=== Data shown ===
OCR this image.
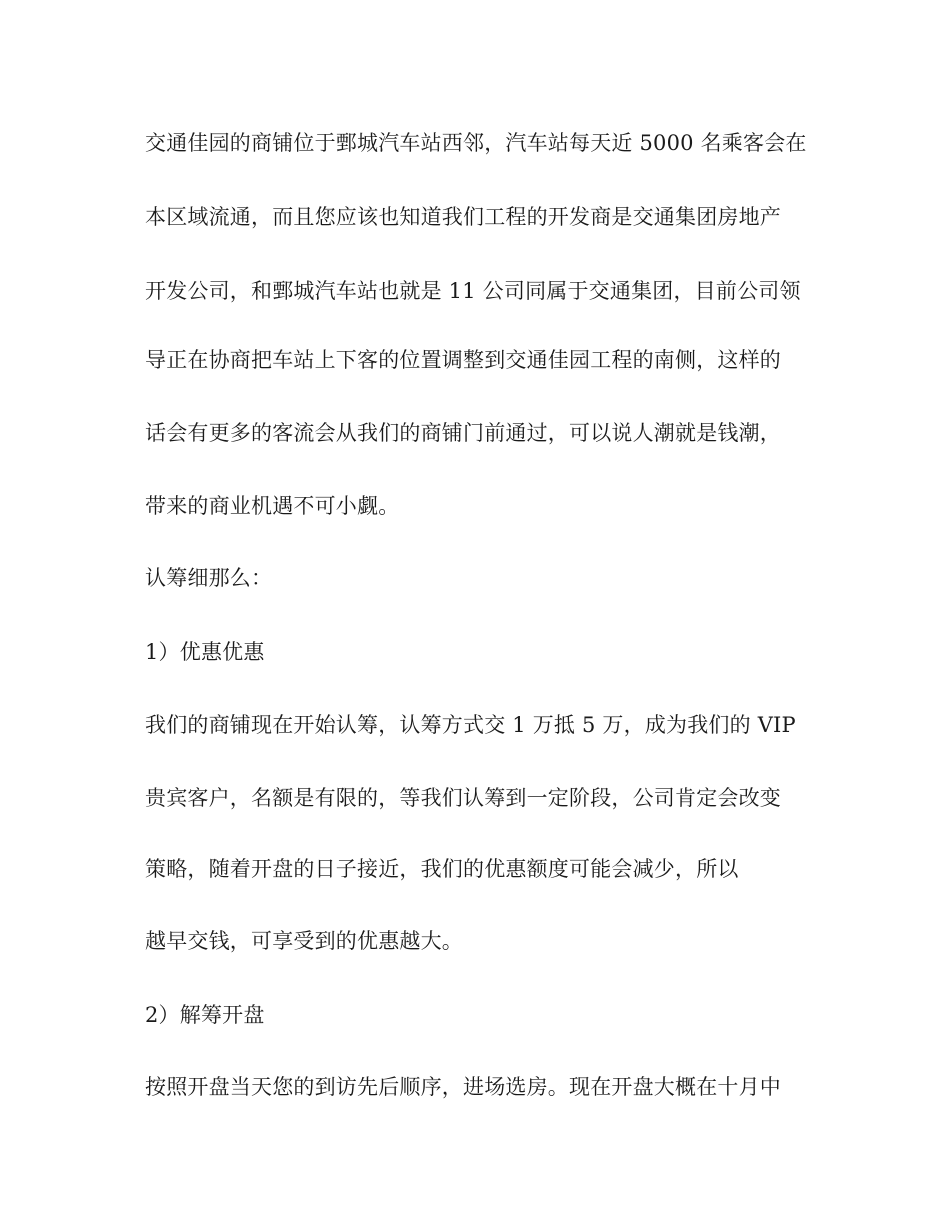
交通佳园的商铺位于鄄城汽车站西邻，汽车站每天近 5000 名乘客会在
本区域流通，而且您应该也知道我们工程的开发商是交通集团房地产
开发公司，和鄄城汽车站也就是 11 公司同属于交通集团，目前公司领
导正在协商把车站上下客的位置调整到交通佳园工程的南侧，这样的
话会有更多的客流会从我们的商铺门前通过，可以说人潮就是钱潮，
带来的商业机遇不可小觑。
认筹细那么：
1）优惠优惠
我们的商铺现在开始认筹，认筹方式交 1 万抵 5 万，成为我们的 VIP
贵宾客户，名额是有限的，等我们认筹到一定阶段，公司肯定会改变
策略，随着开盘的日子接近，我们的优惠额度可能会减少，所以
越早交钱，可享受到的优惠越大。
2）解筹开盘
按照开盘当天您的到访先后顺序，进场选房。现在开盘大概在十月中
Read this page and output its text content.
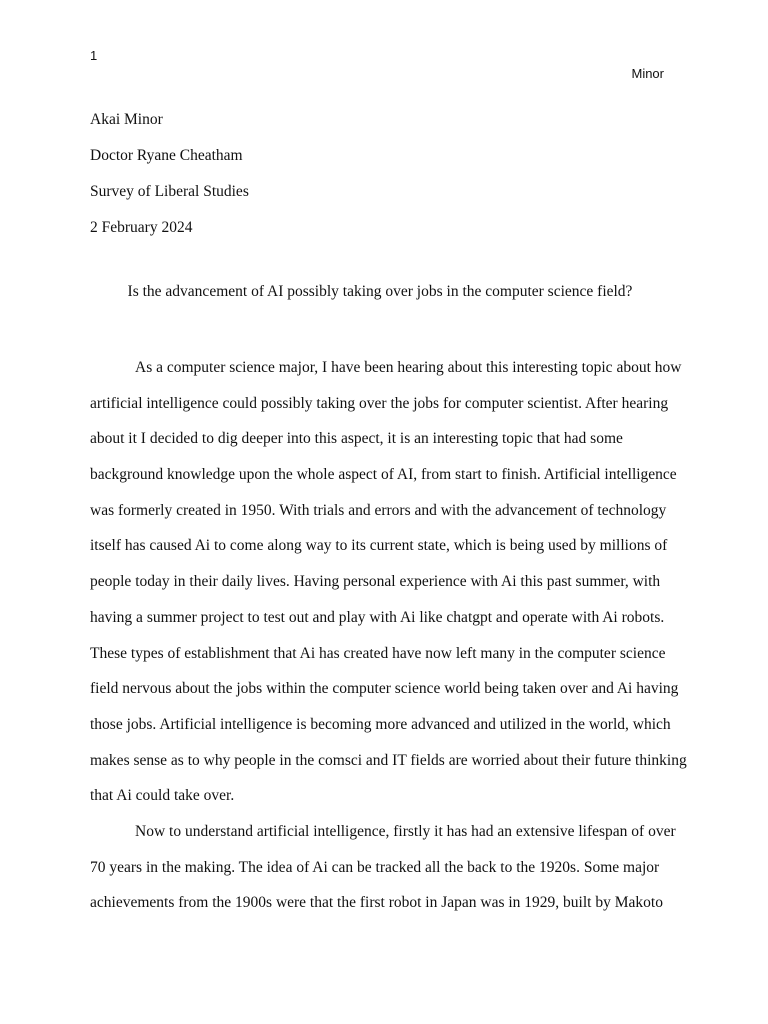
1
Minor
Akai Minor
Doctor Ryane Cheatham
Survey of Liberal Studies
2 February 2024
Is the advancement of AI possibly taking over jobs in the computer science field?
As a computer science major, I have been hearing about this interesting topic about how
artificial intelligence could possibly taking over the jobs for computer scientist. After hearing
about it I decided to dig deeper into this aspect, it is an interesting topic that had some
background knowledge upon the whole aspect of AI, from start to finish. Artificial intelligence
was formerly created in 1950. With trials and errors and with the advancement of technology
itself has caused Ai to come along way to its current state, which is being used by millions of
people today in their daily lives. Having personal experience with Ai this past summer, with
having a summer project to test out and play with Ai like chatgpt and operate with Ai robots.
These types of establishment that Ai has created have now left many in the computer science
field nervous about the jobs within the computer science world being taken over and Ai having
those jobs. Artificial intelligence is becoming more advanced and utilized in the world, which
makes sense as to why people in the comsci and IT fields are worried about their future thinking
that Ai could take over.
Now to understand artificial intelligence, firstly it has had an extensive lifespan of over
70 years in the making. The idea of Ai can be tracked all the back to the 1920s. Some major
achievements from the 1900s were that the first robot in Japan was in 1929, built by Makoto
===
# Task brief
Leave out all pictures, then copy the remaining material exactly.

# Answer to the exercise
OCR this image.
交通佳园的商铺位于鄄城汽车站西邻，汽车站每天近 5000 名乘客会在
本区域流通，而且您应该也知道我们工程的开发商是交通集团房地产
开发公司，和鄄城汽车站也就是 11 公司同属于交通集团，目前公司领
导正在协商把车站上下客的位置调整到交通佳园工程的南侧，这样的
话会有更多的客流会从我们的商铺门前通过，可以说人潮就是钱潮，
带来的商业机遇不可小觑。
认筹细那么：
1）优惠优惠
我们的商铺现在开始认筹，认筹方式交 1 万抵 5 万，成为我们的 VIP
贵宾客户，名额是有限的，等我们认筹到一定阶段，公司肯定会改变
策略，随着开盘的日子接近，我们的优惠额度可能会减少，所以
越早交钱，可享受到的优惠越大。
2）解筹开盘
按照开盘当天您的到访先后顺序，进场选房。现在开盘大概在十月中
Read this page and output its text content.
1
Minor
Akai Minor
Doctor Ryane Cheatham
Survey of Liberal Studies
2 February 2024
Is the advancement of AI possibly taking over jobs in the computer science field?
As a computer science major, I have been hearing about this interesting topic about how
artificial intelligence could possibly taking over the jobs for computer scientist. After hearing
about it I decided to dig deeper into this aspect, it is an interesting topic that had some
background knowledge upon the whole aspect of AI, from start to finish. Artificial intelligence
was formerly created in 1950. With trials and errors and with the advancement of technology
itself has caused Ai to come along way to its current state, which is being used by millions of
people today in their daily lives. Having personal experience with Ai this past summer, with
having a summer project to test out and play with Ai like chatgpt and operate with Ai robots.
These types of establishment that Ai has created have now left many in the computer science
field nervous about the jobs within the computer science world being taken over and Ai having
those jobs. Artificial intelligence is becoming more advanced and utilized in the world, which
makes sense as to why people in the comsci and IT fields are worried about their future thinking
that Ai could take over.
Now to understand artificial intelligence, firstly it has had an extensive lifespan of over
70 years in the making. The idea of Ai can be tracked all the back to the 1920s. Some major
achievements from the 1900s were that the first robot in Japan was in 1929, built by Makoto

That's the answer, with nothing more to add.